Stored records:
+ + + + + + +
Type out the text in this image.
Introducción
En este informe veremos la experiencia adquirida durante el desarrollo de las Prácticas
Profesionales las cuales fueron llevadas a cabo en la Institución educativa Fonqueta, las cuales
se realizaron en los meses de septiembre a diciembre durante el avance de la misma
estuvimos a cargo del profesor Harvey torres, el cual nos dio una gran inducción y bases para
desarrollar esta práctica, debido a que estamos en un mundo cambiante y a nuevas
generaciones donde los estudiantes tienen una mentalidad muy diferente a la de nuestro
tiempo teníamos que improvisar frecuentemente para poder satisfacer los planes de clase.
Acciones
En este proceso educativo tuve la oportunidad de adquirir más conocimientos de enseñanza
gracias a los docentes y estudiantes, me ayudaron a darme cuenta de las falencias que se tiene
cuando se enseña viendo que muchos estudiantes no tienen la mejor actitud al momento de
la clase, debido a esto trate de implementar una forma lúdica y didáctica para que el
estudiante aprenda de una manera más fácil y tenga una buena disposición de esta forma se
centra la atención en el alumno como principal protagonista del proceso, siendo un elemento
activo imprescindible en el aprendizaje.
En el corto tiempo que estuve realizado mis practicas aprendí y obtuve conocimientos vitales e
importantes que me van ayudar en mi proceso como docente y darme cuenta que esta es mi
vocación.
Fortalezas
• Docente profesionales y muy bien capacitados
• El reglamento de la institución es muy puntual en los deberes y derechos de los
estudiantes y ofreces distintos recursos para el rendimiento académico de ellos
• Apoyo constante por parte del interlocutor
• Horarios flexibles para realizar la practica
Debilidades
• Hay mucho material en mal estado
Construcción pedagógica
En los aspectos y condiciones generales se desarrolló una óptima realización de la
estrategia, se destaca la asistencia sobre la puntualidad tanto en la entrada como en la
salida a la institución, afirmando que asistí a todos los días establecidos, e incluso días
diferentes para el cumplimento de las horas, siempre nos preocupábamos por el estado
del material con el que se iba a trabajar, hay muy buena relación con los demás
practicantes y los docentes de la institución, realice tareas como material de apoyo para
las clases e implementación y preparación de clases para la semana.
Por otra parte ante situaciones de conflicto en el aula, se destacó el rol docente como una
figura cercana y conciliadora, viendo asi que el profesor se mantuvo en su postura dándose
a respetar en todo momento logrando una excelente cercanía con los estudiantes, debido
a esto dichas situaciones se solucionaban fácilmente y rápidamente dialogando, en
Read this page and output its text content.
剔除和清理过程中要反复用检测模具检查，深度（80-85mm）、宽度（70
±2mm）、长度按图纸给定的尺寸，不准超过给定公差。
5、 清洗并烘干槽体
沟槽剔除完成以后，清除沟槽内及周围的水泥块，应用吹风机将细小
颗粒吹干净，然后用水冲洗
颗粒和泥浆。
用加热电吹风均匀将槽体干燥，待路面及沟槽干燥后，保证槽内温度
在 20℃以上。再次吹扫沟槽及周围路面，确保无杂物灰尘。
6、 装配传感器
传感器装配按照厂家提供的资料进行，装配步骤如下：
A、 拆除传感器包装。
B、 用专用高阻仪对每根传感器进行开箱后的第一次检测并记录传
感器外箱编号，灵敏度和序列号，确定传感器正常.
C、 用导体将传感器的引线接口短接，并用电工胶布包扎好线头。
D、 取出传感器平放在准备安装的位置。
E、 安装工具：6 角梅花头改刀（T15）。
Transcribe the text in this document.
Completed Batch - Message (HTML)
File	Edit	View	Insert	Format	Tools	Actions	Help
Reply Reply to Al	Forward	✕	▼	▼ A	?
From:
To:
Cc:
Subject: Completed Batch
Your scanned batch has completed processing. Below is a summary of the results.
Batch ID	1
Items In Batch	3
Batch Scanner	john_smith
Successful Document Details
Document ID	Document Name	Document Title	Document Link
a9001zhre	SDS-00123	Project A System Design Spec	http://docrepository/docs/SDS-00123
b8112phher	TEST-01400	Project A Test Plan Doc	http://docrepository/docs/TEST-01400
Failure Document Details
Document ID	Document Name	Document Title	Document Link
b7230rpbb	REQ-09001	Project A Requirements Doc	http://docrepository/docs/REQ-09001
+ + + + + + +
§ **Problem details**
Return all of the data word for word.

§ **Response to the exercise**
Type out the text in this image.
Introducción
En este informe veremos la experiencia adquirida durante el desarrollo de las Prácticas
Profesionales las cuales fueron llevadas a cabo en la Institución educativa Fonqueta, las cuales
se realizaron en los meses de septiembre a diciembre durante el avance de la misma
estuvimos a cargo del profesor Harvey torres, el cual nos dio una gran inducción y bases para
desarrollar esta práctica, debido a que estamos en un mundo cambiante y a nuevas
generaciones donde los estudiantes tienen una mentalidad muy diferente a la de nuestro
tiempo teníamos que improvisar frecuentemente para poder satisfacer los planes de clase.
Acciones
En este proceso educativo tuve la oportunidad de adquirir más conocimientos de enseñanza
gracias a los docentes y estudiantes, me ayudaron a darme cuenta de las falencias que se tiene
cuando se enseña viendo que muchos estudiantes no tienen la mejor actitud al momento de
la clase, debido a esto trate de implementar una forma lúdica y didáctica para que el
estudiante aprenda de una manera más fácil y tenga una buena disposición de esta forma se
centra la atención en el alumno como principal protagonista del proceso, siendo un elemento
activo imprescindible en el aprendizaje.
En el corto tiempo que estuve realizado mis practicas aprendí y obtuve conocimientos vitales e
importantes que me van ayudar en mi proceso como docente y darme cuenta que esta es mi
vocación.
Fortalezas
• Docente profesionales y muy bien capacitados
• El reglamento de la institución es muy puntual en los deberes y derechos de los
estudiantes y ofreces distintos recursos para el rendimiento académico de ellos
• Apoyo constante por parte del interlocutor
• Horarios flexibles para realizar la practica
Debilidades
• Hay mucho material en mal estado
Construcción pedagógica
En los aspectos y condiciones generales se desarrolló una óptima realización de la
estrategia, se destaca la asistencia sobre la puntualidad tanto en la entrada como en la
salida a la institución, afirmando que asistí a todos los días establecidos, e incluso días
diferentes para el cumplimento de las horas, siempre nos preocupábamos por el estado
del material con el que se iba a trabajar, hay muy buena relación con los demás
practicantes y los docentes de la institución, realice tareas como material de apoyo para
las clases e implementación y preparación de clases para la semana.
Por otra parte ante situaciones de conflicto en el aula, se destacó el rol docente como una
figura cercana y conciliadora, viendo asi que el profesor se mantuvo en su postura dándose
a respetar en todo momento logrando una excelente cercanía con los estudiantes, debido
a esto dichas situaciones se solucionaban fácilmente y rápidamente dialogando, en
Read this page and output its text content.
剔除和清理过程中要反复用检测模具检查，深度（80-85mm）、宽度（70
±2mm）、长度按图纸给定的尺寸，不准超过给定公差。
5、 清洗并烘干槽体
沟槽剔除完成以后，清除沟槽内及周围的水泥块，应用吹风机将细小
颗粒吹干净，然后用水冲洗
颗粒和泥浆。
用加热电吹风均匀将槽体干燥，待路面及沟槽干燥后，保证槽内温度
在 20℃以上。再次吹扫沟槽及周围路面，确保无杂物灰尘。
6、 装配传感器
传感器装配按照厂家提供的资料进行，装配步骤如下：
A、 拆除传感器包装。
B、 用专用高阻仪对每根传感器进行开箱后的第一次检测并记录传
感器外箱编号，灵敏度和序列号，确定传感器正常.
C、 用导体将传感器的引线接口短接，并用电工胶布包扎好线头。
D、 取出传感器平放在准备安装的位置。
E、 安装工具：6 角梅花头改刀（T15）。
Transcribe the text in this document.
Completed Batch - Message (HTML)
File	Edit	View	Insert	Format	Tools	Actions	Help
Reply Reply to Al	Forward	✕	▼	▼ A	?
From:
To:
Cc:
Subject: Completed Batch
Your scanned batch has completed processing. Below is a summary of the results.
Batch ID	1
Items In Batch	3
Batch Scanner	john_smith
Successful Document Details
Document ID	Document Name	Document Title	Document Link
a9001zhre	SDS-00123	Project A System Design Spec	http://docrepository/docs/SDS-00123
b8112phher	TEST-01400	Project A Test Plan Doc	http://docrepository/docs/TEST-01400
Failure Document Details
Document ID	Document Name	Document Title	Document Link
b7230rpbb	REQ-09001	Project A Requirements Doc	http://docrepository/docs/REQ-09001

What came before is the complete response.